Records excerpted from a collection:
···

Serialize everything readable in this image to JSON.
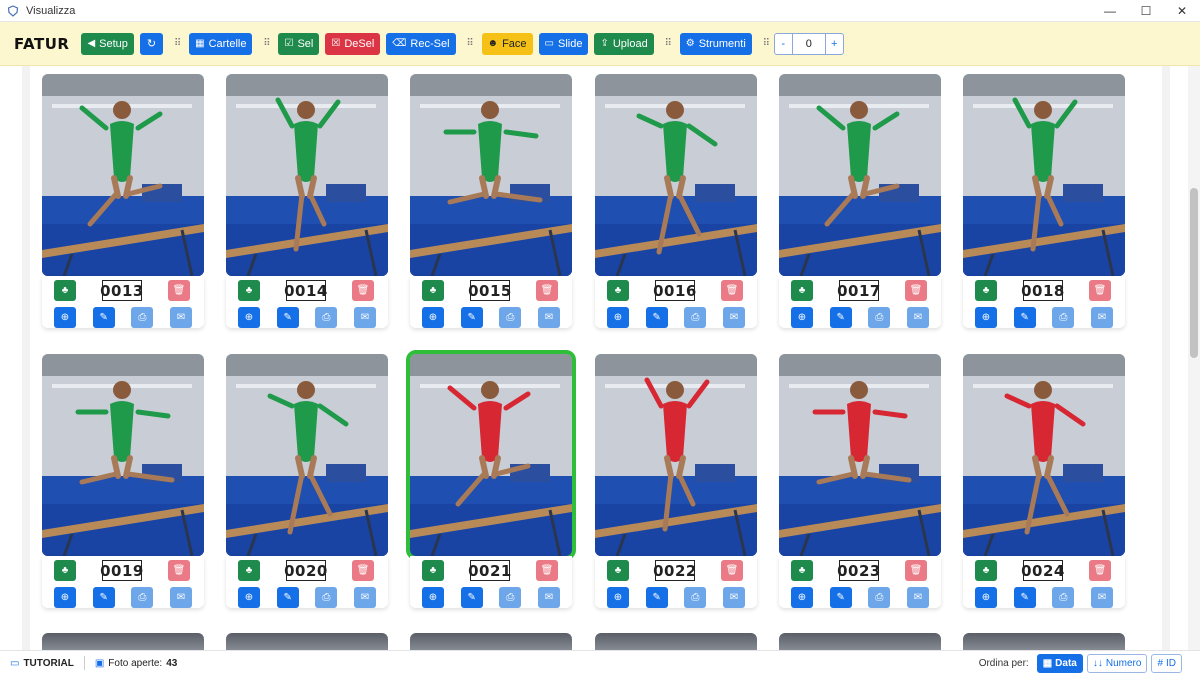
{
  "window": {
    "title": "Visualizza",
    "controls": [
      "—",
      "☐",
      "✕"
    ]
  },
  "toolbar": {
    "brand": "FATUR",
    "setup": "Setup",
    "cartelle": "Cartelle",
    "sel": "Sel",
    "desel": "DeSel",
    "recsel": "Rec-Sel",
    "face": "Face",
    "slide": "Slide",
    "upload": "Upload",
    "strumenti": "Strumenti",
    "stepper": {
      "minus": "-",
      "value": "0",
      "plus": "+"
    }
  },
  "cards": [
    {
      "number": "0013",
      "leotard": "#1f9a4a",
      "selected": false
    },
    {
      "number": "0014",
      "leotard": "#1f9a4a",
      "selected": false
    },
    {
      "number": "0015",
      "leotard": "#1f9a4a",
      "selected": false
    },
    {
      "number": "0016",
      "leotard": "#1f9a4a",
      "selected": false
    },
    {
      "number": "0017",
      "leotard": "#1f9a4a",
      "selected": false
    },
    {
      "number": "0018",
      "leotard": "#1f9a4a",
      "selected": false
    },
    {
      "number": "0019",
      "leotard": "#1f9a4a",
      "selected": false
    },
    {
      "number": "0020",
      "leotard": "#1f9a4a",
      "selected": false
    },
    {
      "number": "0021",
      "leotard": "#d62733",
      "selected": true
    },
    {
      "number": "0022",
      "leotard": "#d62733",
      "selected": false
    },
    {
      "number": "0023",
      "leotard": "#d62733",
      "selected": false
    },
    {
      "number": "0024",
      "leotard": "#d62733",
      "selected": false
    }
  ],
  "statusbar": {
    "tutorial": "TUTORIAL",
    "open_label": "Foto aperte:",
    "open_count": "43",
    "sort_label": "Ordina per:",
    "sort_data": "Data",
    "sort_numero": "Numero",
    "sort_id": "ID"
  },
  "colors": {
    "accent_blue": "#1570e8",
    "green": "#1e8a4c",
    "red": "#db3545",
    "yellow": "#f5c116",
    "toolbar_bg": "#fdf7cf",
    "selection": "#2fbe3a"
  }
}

···

Make an exact copy of all entries above, dropping the images.

IN RESPONSE:
Serialize everything readable in this image to JSON.
{
  "window": {
    "title": "Visualizza",
    "controls": [
      "—",
      "☐",
      "✕"
    ]
  },
  "toolbar": {
    "brand": "FATUR",
    "setup": "Setup",
    "cartelle": "Cartelle",
    "sel": "Sel",
    "desel": "DeSel",
    "recsel": "Rec-Sel",
    "face": "Face",
    "slide": "Slide",
    "upload": "Upload",
    "strumenti": "Strumenti",
    "stepper": {
      "minus": "-",
      "value": "0",
      "plus": "+"
    }
  },
  "cards": [
    {
      "number": "0013",
      "leotard": "#1f9a4a",
      "selected": false
    },
    {
      "number": "0014",
      "leotard": "#1f9a4a",
      "selected": false
    },
    {
      "number": "0015",
      "leotard": "#1f9a4a",
      "selected": false
    },
    {
      "number": "0016",
      "leotard": "#1f9a4a",
      "selected": false
    },
    {
      "number": "0017",
      "leotard": "#1f9a4a",
      "selected": false
    },
    {
      "number": "0018",
      "leotard": "#1f9a4a",
      "selected": false
    },
    {
      "number": "0019",
      "leotard": "#1f9a4a",
      "selected": false
    },
    {
      "number": "0020",
      "leotard": "#1f9a4a",
      "selected": false
    },
    {
      "number": "0021",
      "leotard": "#d62733",
      "selected": true
    },
    {
      "number": "0022",
      "leotard": "#d62733",
      "selected": false
    },
    {
      "number": "0023",
      "leotard": "#d62733",
      "selected": false
    },
    {
      "number": "0024",
      "leotard": "#d62733",
      "selected": false
    }
  ],
  "statusbar": {
    "tutorial": "TUTORIAL",
    "open_label": "Foto aperte:",
    "open_count": "43",
    "sort_label": "Ordina per:",
    "sort_data": "Data",
    "sort_numero": "Numero",
    "sort_id": "ID"
  },
  "colors": {
    "accent_blue": "#1570e8",
    "green": "#1e8a4c",
    "red": "#db3545",
    "yellow": "#f5c116",
    "toolbar_bg": "#fdf7cf",
    "selection": "#2fbe3a"
  }
}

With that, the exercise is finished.